* Begin Exercise materials *

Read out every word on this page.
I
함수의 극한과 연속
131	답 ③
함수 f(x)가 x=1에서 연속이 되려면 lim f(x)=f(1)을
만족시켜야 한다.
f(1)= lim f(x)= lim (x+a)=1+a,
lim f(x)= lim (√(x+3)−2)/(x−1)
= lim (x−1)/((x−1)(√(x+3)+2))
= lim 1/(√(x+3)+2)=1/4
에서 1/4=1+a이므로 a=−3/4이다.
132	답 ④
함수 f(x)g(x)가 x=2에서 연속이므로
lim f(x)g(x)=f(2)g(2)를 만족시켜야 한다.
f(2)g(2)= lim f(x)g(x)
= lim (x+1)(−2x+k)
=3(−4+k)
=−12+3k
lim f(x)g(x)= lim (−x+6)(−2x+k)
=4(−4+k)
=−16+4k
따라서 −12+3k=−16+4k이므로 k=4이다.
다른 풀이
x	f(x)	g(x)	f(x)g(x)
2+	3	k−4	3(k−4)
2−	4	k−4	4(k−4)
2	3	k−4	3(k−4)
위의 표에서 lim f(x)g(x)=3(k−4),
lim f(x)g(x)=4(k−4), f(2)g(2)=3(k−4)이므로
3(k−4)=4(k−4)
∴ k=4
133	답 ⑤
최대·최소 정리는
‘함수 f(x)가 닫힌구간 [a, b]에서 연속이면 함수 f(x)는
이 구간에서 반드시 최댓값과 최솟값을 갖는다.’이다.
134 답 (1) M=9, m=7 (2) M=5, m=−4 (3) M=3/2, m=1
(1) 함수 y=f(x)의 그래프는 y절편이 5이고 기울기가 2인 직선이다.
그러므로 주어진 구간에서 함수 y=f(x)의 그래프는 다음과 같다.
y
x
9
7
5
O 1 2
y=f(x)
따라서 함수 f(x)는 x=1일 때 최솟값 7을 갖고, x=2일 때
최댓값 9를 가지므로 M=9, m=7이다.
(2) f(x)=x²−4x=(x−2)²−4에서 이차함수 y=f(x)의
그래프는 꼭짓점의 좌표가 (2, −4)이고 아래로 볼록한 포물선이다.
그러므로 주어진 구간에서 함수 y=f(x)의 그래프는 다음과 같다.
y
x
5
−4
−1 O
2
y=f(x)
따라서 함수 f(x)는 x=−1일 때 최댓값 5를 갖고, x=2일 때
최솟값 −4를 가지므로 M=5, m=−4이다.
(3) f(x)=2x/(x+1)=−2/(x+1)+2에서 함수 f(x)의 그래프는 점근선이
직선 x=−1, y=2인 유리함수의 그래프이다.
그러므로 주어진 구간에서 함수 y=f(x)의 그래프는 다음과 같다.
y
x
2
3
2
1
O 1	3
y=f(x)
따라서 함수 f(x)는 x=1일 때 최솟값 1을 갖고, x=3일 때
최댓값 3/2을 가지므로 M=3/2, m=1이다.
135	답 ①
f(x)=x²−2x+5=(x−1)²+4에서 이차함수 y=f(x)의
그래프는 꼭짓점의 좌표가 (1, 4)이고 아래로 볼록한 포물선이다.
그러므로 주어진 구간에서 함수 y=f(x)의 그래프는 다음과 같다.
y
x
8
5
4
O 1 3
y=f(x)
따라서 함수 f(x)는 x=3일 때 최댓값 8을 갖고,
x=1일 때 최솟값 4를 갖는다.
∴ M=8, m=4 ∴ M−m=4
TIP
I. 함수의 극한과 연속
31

* End Exercise materials *

Do this: Go through the entries and repeat each one exactly.

Answer for the task:
Read out every word on this page.
I
함수의 극한과 연속
131	답 ③
함수 f(x)가 x=1에서 연속이 되려면 lim f(x)=f(1)을
만족시켜야 한다.
f(1)= lim f(x)= lim (x+a)=1+a,
lim f(x)= lim (√(x+3)−2)/(x−1)
= lim (x−1)/((x−1)(√(x+3)+2))
= lim 1/(√(x+3)+2)=1/4
에서 1/4=1+a이므로 a=−3/4이다.
132	답 ④
함수 f(x)g(x)가 x=2에서 연속이므로
lim f(x)g(x)=f(2)g(2)를 만족시켜야 한다.
f(2)g(2)= lim f(x)g(x)
= lim (x+1)(−2x+k)
=3(−4+k)
=−12+3k
lim f(x)g(x)= lim (−x+6)(−2x+k)
=4(−4+k)
=−16+4k
따라서 −12+3k=−16+4k이므로 k=4이다.
다른 풀이
x	f(x)	g(x)	f(x)g(x)
2+	3	k−4	3(k−4)
2−	4	k−4	4(k−4)
2	3	k−4	3(k−4)
위의 표에서 lim f(x)g(x)=3(k−4),
lim f(x)g(x)=4(k−4), f(2)g(2)=3(k−4)이므로
3(k−4)=4(k−4)
∴ k=4
133	답 ⑤
최대·최소 정리는
‘함수 f(x)가 닫힌구간 [a, b]에서 연속이면 함수 f(x)는
이 구간에서 반드시 최댓값과 최솟값을 갖는다.’이다.
134 답 (1) M=9, m=7 (2) M=5, m=−4 (3) M=3/2, m=1
(1) 함수 y=f(x)의 그래프는 y절편이 5이고 기울기가 2인 직선이다.
그러므로 주어진 구간에서 함수 y=f(x)의 그래프는 다음과 같다.
y
x
9
7
5
O 1 2
y=f(x)
따라서 함수 f(x)는 x=1일 때 최솟값 7을 갖고, x=2일 때
최댓값 9를 가지므로 M=9, m=7이다.
(2) f(x)=x²−4x=(x−2)²−4에서 이차함수 y=f(x)의
그래프는 꼭짓점의 좌표가 (2, −4)이고 아래로 볼록한 포물선이다.
그러므로 주어진 구간에서 함수 y=f(x)의 그래프는 다음과 같다.
y
x
5
−4
−1 O
2
y=f(x)
따라서 함수 f(x)는 x=−1일 때 최댓값 5를 갖고, x=2일 때
최솟값 −4를 가지므로 M=5, m=−4이다.
(3) f(x)=2x/(x+1)=−2/(x+1)+2에서 함수 f(x)의 그래프는 점근선이
직선 x=−1, y=2인 유리함수의 그래프이다.
그러므로 주어진 구간에서 함수 y=f(x)의 그래프는 다음과 같다.
y
x
2
3
2
1
O 1	3
y=f(x)
따라서 함수 f(x)는 x=1일 때 최솟값 1을 갖고, x=3일 때
최댓값 3/2을 가지므로 M=3/2, m=1이다.
135	답 ①
f(x)=x²−2x+5=(x−1)²+4에서 이차함수 y=f(x)의
그래프는 꼭짓점의 좌표가 (1, 4)이고 아래로 볼록한 포물선이다.
그러므로 주어진 구간에서 함수 y=f(x)의 그래프는 다음과 같다.
y
x
8
5
4
O 1 3
y=f(x)
따라서 함수 f(x)는 x=3일 때 최댓값 8을 갖고,
x=1일 때 최솟값 4를 갖는다.
∴ M=8, m=4 ∴ M−m=4
TIP
I. 함수의 극한과 연속
31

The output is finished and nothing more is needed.